[Dataset listings of figures]
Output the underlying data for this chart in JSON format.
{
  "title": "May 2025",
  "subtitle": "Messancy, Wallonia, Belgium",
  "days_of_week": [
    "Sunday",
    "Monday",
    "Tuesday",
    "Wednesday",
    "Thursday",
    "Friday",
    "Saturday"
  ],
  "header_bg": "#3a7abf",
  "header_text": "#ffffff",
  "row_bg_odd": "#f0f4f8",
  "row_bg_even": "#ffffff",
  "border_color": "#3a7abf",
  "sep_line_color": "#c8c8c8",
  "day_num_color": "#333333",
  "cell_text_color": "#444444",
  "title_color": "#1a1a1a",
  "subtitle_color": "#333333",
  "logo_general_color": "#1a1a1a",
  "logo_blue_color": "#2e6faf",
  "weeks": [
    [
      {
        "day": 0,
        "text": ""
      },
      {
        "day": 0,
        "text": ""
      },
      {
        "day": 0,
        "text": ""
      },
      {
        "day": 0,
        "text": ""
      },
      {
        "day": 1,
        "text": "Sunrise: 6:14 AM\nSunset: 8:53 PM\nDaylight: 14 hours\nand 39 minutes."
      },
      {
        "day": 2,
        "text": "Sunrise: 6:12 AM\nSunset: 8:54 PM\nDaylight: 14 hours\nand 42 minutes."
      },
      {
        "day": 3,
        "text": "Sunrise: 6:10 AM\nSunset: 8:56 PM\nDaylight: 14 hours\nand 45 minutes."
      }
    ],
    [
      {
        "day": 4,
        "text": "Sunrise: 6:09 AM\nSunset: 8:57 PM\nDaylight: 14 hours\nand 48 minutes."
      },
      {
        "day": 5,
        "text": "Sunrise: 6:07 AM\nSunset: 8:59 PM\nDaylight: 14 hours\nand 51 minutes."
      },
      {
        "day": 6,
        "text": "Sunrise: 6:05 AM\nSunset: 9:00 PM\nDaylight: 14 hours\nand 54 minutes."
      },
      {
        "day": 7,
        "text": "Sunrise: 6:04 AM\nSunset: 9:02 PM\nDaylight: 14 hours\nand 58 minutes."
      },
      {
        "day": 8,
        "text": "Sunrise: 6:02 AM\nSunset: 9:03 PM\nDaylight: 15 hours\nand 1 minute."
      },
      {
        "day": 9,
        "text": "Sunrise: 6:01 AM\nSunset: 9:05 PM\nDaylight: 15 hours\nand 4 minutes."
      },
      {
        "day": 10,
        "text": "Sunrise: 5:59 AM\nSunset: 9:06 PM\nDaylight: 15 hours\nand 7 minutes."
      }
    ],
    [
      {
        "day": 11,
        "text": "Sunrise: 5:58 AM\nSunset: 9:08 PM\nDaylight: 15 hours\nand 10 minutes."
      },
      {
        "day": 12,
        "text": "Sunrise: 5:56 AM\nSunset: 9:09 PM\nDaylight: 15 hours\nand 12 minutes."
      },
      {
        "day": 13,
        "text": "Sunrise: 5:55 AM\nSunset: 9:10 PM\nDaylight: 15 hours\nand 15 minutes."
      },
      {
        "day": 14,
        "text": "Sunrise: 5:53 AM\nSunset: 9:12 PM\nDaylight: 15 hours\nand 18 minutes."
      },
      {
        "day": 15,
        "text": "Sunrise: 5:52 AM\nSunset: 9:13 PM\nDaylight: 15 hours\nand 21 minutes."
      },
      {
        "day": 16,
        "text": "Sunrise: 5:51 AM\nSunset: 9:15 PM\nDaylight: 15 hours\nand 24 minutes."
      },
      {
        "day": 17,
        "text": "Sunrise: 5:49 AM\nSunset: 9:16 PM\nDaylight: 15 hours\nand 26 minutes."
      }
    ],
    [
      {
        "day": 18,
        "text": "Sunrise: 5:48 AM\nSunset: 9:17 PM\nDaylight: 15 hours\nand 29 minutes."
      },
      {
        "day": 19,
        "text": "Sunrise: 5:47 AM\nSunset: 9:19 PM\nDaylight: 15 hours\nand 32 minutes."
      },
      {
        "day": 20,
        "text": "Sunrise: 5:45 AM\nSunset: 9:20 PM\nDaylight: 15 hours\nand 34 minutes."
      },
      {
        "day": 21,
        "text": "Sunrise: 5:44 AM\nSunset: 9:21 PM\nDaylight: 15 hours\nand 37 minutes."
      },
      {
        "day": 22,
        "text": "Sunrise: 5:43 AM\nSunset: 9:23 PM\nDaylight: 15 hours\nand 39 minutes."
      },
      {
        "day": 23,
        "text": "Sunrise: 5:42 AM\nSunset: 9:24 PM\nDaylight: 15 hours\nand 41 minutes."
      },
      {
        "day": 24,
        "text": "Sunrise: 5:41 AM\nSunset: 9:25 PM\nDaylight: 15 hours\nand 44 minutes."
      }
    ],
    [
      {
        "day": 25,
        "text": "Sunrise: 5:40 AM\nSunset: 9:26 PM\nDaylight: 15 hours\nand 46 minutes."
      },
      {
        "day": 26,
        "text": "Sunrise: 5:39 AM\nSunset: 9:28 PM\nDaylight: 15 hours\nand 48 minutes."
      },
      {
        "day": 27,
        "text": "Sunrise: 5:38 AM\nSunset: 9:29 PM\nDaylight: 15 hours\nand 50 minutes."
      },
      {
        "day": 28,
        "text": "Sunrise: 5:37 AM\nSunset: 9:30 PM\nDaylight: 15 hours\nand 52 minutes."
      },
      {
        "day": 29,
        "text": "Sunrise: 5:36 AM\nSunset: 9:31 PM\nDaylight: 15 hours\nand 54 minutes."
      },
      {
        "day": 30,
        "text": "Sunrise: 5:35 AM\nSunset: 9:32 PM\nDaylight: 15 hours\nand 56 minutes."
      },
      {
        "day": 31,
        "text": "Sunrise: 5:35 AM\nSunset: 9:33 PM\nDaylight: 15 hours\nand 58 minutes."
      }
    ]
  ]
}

• [WHAT THE TASK ASKS]: Retype every entry above, word for word.

• [FULL SOLUTION]:
Output the underlying data for this chart in JSON format.
{
  "title": "May 2025",
  "subtitle": "Messancy, Wallonia, Belgium",
  "days_of_week": [
    "Sunday",
    "Monday",
    "Tuesday",
    "Wednesday",
    "Thursday",
    "Friday",
    "Saturday"
  ],
  "header_bg": "#3a7abf",
  "header_text": "#ffffff",
  "row_bg_odd": "#f0f4f8",
  "row_bg_even": "#ffffff",
  "border_color": "#3a7abf",
  "sep_line_color": "#c8c8c8",
  "day_num_color": "#333333",
  "cell_text_color": "#444444",
  "title_color": "#1a1a1a",
  "subtitle_color": "#333333",
  "logo_general_color": "#1a1a1a",
  "logo_blue_color": "#2e6faf",
  "weeks": [
    [
      {
        "day": 0,
        "text": ""
      },
      {
        "day": 0,
        "text": ""
      },
      {
        "day": 0,
        "text": ""
      },
      {
        "day": 0,
        "text": ""
      },
      {
        "day": 1,
        "text": "Sunrise: 6:14 AM\nSunset: 8:53 PM\nDaylight: 14 hours\nand 39 minutes."
      },
      {
        "day": 2,
        "text": "Sunrise: 6:12 AM\nSunset: 8:54 PM\nDaylight: 14 hours\nand 42 minutes."
      },
      {
        "day": 3,
        "text": "Sunrise: 6:10 AM\nSunset: 8:56 PM\nDaylight: 14 hours\nand 45 minutes."
      }
    ],
    [
      {
        "day": 4,
        "text": "Sunrise: 6:09 AM\nSunset: 8:57 PM\nDaylight: 14 hours\nand 48 minutes."
      },
      {
        "day": 5,
        "text": "Sunrise: 6:07 AM\nSunset: 8:59 PM\nDaylight: 14 hours\nand 51 minutes."
      },
      {
        "day": 6,
        "text": "Sunrise: 6:05 AM\nSunset: 9:00 PM\nDaylight: 14 hours\nand 54 minutes."
      },
      {
        "day": 7,
        "text": "Sunrise: 6:04 AM\nSunset: 9:02 PM\nDaylight: 14 hours\nand 58 minutes."
      },
      {
        "day": 8,
        "text": "Sunrise: 6:02 AM\nSunset: 9:03 PM\nDaylight: 15 hours\nand 1 minute."
      },
      {
        "day": 9,
        "text": "Sunrise: 6:01 AM\nSunset: 9:05 PM\nDaylight: 15 hours\nand 4 minutes."
      },
      {
        "day": 10,
        "text": "Sunrise: 5:59 AM\nSunset: 9:06 PM\nDaylight: 15 hours\nand 7 minutes."
      }
    ],
    [
      {
        "day": 11,
        "text": "Sunrise: 5:58 AM\nSunset: 9:08 PM\nDaylight: 15 hours\nand 10 minutes."
      },
      {
        "day": 12,
        "text": "Sunrise: 5:56 AM\nSunset: 9:09 PM\nDaylight: 15 hours\nand 12 minutes."
      },
      {
        "day": 13,
        "text": "Sunrise: 5:55 AM\nSunset: 9:10 PM\nDaylight: 15 hours\nand 15 minutes."
      },
      {
        "day": 14,
        "text": "Sunrise: 5:53 AM\nSunset: 9:12 PM\nDaylight: 15 hours\nand 18 minutes."
      },
      {
        "day": 15,
        "text": "Sunrise: 5:52 AM\nSunset: 9:13 PM\nDaylight: 15 hours\nand 21 minutes."
      },
      {
        "day": 16,
        "text": "Sunrise: 5:51 AM\nSunset: 9:15 PM\nDaylight: 15 hours\nand 24 minutes."
      },
      {
        "day": 17,
        "text": "Sunrise: 5:49 AM\nSunset: 9:16 PM\nDaylight: 15 hours\nand 26 minutes."
      }
    ],
    [
      {
        "day": 18,
        "text": "Sunrise: 5:48 AM\nSunset: 9:17 PM\nDaylight: 15 hours\nand 29 minutes."
      },
      {
        "day": 19,
        "text": "Sunrise: 5:47 AM\nSunset: 9:19 PM\nDaylight: 15 hours\nand 32 minutes."
      },
      {
        "day": 20,
        "text": "Sunrise: 5:45 AM\nSunset: 9:20 PM\nDaylight: 15 hours\nand 34 minutes."
      },
      {
        "day": 21,
        "text": "Sunrise: 5:44 AM\nSunset: 9:21 PM\nDaylight: 15 hours\nand 37 minutes."
      },
      {
        "day": 22,
        "text": "Sunrise: 5:43 AM\nSunset: 9:23 PM\nDaylight: 15 hours\nand 39 minutes."
      },
      {
        "day": 23,
        "text": "Sunrise: 5:42 AM\nSunset: 9:24 PM\nDaylight: 15 hours\nand 41 minutes."
      },
      {
        "day": 24,
        "text": "Sunrise: 5:41 AM\nSunset: 9:25 PM\nDaylight: 15 hours\nand 44 minutes."
      }
    ],
    [
      {
        "day": 25,
        "text": "Sunrise: 5:40 AM\nSunset: 9:26 PM\nDaylight: 15 hours\nand 46 minutes."
      },
      {
        "day": 26,
        "text": "Sunrise: 5:39 AM\nSunset: 9:28 PM\nDaylight: 15 hours\nand 48 minutes."
      },
      {
        "day": 27,
        "text": "Sunrise: 5:38 AM\nSunset: 9:29 PM\nDaylight: 15 hours\nand 50 minutes."
      },
      {
        "day": 28,
        "text": "Sunrise: 5:37 AM\nSunset: 9:30 PM\nDaylight: 15 hours\nand 52 minutes."
      },
      {
        "day": 29,
        "text": "Sunrise: 5:36 AM\nSunset: 9:31 PM\nDaylight: 15 hours\nand 54 minutes."
      },
      {
        "day": 30,
        "text": "Sunrise: 5:35 AM\nSunset: 9:32 PM\nDaylight: 15 hours\nand 56 minutes."
      },
      {
        "day": 31,
        "text": "Sunrise: 5:35 AM\nSunset: 9:33 PM\nDaylight: 15 hours\nand 58 minutes."
      }
    ]
  ]
}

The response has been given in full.